** Exercise directions **
Your task is to filter the data below down to the lines holding "Vancouver".

** Stored data **
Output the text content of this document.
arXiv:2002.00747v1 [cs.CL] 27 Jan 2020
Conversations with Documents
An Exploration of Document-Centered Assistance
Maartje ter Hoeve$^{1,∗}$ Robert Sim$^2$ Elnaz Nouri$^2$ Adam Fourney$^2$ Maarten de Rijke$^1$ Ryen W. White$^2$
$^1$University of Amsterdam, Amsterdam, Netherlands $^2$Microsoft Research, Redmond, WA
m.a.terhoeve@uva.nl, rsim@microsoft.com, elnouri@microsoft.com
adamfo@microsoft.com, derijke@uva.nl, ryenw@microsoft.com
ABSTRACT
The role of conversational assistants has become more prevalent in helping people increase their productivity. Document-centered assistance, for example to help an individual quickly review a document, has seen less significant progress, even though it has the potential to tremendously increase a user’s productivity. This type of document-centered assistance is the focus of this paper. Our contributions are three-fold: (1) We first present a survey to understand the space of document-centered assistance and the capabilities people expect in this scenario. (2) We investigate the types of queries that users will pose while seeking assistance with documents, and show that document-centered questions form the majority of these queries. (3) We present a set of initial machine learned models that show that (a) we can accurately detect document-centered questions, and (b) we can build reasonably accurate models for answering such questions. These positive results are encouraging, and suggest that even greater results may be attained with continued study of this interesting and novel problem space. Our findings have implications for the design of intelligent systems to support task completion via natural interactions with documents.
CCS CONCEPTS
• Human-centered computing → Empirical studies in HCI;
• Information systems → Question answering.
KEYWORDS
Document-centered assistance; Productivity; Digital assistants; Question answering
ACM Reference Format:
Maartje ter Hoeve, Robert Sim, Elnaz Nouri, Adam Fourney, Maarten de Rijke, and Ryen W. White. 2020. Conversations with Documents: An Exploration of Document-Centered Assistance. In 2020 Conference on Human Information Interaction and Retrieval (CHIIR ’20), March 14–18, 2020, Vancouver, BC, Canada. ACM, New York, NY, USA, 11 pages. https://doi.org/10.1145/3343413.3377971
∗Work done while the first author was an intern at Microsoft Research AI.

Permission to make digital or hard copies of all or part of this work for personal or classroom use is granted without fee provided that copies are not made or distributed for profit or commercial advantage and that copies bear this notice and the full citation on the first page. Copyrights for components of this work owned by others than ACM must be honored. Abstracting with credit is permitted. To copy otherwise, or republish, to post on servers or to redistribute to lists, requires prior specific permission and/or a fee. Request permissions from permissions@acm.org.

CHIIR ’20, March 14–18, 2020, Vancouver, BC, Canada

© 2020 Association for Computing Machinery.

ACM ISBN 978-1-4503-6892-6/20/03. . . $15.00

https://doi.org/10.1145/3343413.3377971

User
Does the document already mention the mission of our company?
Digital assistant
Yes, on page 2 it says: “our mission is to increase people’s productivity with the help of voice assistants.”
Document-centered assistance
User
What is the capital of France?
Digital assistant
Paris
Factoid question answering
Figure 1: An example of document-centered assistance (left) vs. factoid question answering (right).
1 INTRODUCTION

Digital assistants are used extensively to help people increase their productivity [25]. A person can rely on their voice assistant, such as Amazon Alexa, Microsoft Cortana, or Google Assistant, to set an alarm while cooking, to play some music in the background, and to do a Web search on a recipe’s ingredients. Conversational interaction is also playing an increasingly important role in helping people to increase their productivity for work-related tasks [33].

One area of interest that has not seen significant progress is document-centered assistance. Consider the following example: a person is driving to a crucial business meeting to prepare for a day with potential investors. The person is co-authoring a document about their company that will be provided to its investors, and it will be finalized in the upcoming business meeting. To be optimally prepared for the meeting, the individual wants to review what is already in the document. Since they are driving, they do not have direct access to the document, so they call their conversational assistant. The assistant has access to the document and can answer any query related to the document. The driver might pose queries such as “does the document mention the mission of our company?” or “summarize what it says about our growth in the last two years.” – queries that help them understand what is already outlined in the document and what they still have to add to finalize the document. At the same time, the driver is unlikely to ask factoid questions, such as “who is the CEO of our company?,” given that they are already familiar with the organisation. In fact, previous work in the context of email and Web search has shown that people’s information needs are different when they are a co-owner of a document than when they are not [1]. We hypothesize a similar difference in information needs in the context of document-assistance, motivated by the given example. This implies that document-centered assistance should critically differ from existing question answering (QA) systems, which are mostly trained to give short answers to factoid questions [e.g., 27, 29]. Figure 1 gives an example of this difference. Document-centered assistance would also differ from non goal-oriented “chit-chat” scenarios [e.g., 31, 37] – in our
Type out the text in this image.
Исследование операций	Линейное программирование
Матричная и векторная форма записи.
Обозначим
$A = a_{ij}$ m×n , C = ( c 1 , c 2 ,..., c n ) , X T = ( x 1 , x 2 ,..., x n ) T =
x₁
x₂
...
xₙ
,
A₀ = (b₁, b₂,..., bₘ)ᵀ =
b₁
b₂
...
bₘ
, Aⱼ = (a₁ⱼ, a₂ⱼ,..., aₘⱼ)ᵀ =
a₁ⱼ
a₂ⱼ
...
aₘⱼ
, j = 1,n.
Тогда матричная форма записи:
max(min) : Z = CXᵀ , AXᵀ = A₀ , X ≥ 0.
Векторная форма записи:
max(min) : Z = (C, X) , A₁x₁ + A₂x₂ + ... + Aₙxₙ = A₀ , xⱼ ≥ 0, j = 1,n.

** The response **
Maartje ter Hoeve, Robert Sim, Elnaz Nouri, Adam Fourney, Maarten de Rijke, and Ryen W. White. 2020. Conversations with Documents: An Exploration of Document-Centered Assistance. In 2020 Conference on Human Information Interaction and Retrieval (CHIIR ’20), March 14–18, 2020, Vancouver, BC, Canada. ACM, New York, NY, USA, 11 pages. https://doi.org/10.1145/3343413.3377971
CHIIR ’20, March 14–18, 2020, Vancouver, BC, Canada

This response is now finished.